◆ **TO BE DONE**
Every entry needs to be printed exactly, please.

◆ **TASK INPUT**
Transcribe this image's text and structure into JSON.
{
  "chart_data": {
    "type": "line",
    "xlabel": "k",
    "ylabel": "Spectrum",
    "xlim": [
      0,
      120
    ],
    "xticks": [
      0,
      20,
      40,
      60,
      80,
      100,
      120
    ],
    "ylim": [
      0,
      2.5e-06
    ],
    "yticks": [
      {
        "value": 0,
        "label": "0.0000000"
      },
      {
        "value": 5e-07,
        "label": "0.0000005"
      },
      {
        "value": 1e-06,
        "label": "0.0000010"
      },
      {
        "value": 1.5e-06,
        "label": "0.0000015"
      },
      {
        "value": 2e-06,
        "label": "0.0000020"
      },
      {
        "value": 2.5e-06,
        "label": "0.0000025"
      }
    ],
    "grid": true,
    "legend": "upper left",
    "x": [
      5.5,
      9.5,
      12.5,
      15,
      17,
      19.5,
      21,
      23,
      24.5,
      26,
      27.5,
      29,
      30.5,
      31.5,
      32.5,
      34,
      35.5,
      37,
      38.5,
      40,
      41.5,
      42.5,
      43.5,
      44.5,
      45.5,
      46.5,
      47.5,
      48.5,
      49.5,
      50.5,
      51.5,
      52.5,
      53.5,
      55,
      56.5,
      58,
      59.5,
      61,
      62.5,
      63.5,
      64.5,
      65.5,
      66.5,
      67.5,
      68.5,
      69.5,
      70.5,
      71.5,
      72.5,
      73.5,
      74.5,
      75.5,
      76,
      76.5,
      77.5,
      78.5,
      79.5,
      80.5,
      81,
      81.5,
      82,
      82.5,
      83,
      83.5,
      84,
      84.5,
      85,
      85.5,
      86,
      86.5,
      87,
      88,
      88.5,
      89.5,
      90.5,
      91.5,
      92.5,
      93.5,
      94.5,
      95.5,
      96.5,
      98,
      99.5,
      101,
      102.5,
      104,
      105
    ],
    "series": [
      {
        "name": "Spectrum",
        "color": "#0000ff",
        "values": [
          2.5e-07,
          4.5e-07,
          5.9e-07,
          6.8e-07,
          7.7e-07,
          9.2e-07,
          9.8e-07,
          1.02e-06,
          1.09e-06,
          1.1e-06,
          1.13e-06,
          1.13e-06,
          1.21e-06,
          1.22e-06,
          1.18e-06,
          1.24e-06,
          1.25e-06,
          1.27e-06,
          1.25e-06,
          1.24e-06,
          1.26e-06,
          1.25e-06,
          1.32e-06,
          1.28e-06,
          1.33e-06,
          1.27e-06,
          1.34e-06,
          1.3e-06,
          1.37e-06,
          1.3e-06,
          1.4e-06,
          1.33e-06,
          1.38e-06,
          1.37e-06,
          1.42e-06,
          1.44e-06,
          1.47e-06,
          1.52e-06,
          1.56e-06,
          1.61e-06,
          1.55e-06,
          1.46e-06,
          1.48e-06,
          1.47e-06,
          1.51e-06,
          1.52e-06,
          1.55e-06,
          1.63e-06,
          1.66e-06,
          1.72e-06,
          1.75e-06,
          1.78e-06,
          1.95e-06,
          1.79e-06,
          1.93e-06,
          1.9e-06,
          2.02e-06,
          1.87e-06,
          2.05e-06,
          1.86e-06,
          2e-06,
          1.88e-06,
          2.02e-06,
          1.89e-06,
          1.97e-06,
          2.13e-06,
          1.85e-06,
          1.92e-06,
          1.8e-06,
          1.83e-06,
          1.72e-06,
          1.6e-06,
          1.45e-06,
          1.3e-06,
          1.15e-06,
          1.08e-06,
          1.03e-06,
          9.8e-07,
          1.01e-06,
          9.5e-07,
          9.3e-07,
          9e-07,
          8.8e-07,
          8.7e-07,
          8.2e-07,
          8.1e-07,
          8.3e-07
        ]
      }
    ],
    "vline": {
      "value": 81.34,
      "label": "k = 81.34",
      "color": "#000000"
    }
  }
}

◆ **SOLUTION TO THIS TASK**
Transcribe this image's text and structure into JSON.
{
  "chart_data": {
    "type": "line",
    "xlabel": "k",
    "ylabel": "Spectrum",
    "xlim": [
      0,
      120
    ],
    "xticks": [
      0,
      20,
      40,
      60,
      80,
      100,
      120
    ],
    "ylim": [
      0,
      2.5e-06
    ],
    "yticks": [
      {
        "value": 0,
        "label": "0.0000000"
      },
      {
        "value": 5e-07,
        "label": "0.0000005"
      },
      {
        "value": 1e-06,
        "label": "0.0000010"
      },
      {
        "value": 1.5e-06,
        "label": "0.0000015"
      },
      {
        "value": 2e-06,
        "label": "0.0000020"
      },
      {
        "value": 2.5e-06,
        "label": "0.0000025"
      }
    ],
    "grid": true,
    "legend": "upper left",
    "x": [
      5.5,
      9.5,
      12.5,
      15,
      17,
      19.5,
      21,
      23,
      24.5,
      26,
      27.5,
      29,
      30.5,
      31.5,
      32.5,
      34,
      35.5,
      37,
      38.5,
      40,
      41.5,
      42.5,
      43.5,
      44.5,
      45.5,
      46.5,
      47.5,
      48.5,
      49.5,
      50.5,
      51.5,
      52.5,
      53.5,
      55,
      56.5,
      58,
      59.5,
      61,
      62.5,
      63.5,
      64.5,
      65.5,
      66.5,
      67.5,
      68.5,
      69.5,
      70.5,
      71.5,
      72.5,
      73.5,
      74.5,
      75.5,
      76,
      76.5,
      77.5,
      78.5,
      79.5,
      80.5,
      81,
      81.5,
      82,
      82.5,
      83,
      83.5,
      84,
      84.5,
      85,
      85.5,
      86,
      86.5,
      87,
      88,
      88.5,
      89.5,
      90.5,
      91.5,
      92.5,
      93.5,
      94.5,
      95.5,
      96.5,
      98,
      99.5,
      101,
      102.5,
      104,
      105
    ],
    "series": [
      {
        "name": "Spectrum",
        "color": "#0000ff",
        "values": [
          2.5e-07,
          4.5e-07,
          5.9e-07,
          6.8e-07,
          7.7e-07,
          9.2e-07,
          9.8e-07,
          1.02e-06,
          1.09e-06,
          1.1e-06,
          1.13e-06,
          1.13e-06,
          1.21e-06,
          1.22e-06,
          1.18e-06,
          1.24e-06,
          1.25e-06,
          1.27e-06,
          1.25e-06,
          1.24e-06,
          1.26e-06,
          1.25e-06,
          1.32e-06,
          1.28e-06,
          1.33e-06,
          1.27e-06,
          1.34e-06,
          1.3e-06,
          1.37e-06,
          1.3e-06,
          1.4e-06,
          1.33e-06,
          1.38e-06,
          1.37e-06,
          1.42e-06,
          1.44e-06,
          1.47e-06,
          1.52e-06,
          1.56e-06,
          1.61e-06,
          1.55e-06,
          1.46e-06,
          1.48e-06,
          1.47e-06,
          1.51e-06,
          1.52e-06,
          1.55e-06,
          1.63e-06,
          1.66e-06,
          1.72e-06,
          1.75e-06,
          1.78e-06,
          1.95e-06,
          1.79e-06,
          1.93e-06,
          1.9e-06,
          2.02e-06,
          1.87e-06,
          2.05e-06,
          1.86e-06,
          2e-06,
          1.88e-06,
          2.02e-06,
          1.89e-06,
          1.97e-06,
          2.13e-06,
          1.85e-06,
          1.92e-06,
          1.8e-06,
          1.83e-06,
          1.72e-06,
          1.6e-06,
          1.45e-06,
          1.3e-06,
          1.15e-06,
          1.08e-06,
          1.03e-06,
          9.8e-07,
          1.01e-06,
          9.5e-07,
          9.3e-07,
          9e-07,
          8.8e-07,
          8.7e-07,
          8.2e-07,
          8.1e-07,
          8.3e-07
        ]
      }
    ],
    "vline": {
      "value": 81.34,
      "label": "k = 81.34",
      "color": "#000000"
    }
  }
}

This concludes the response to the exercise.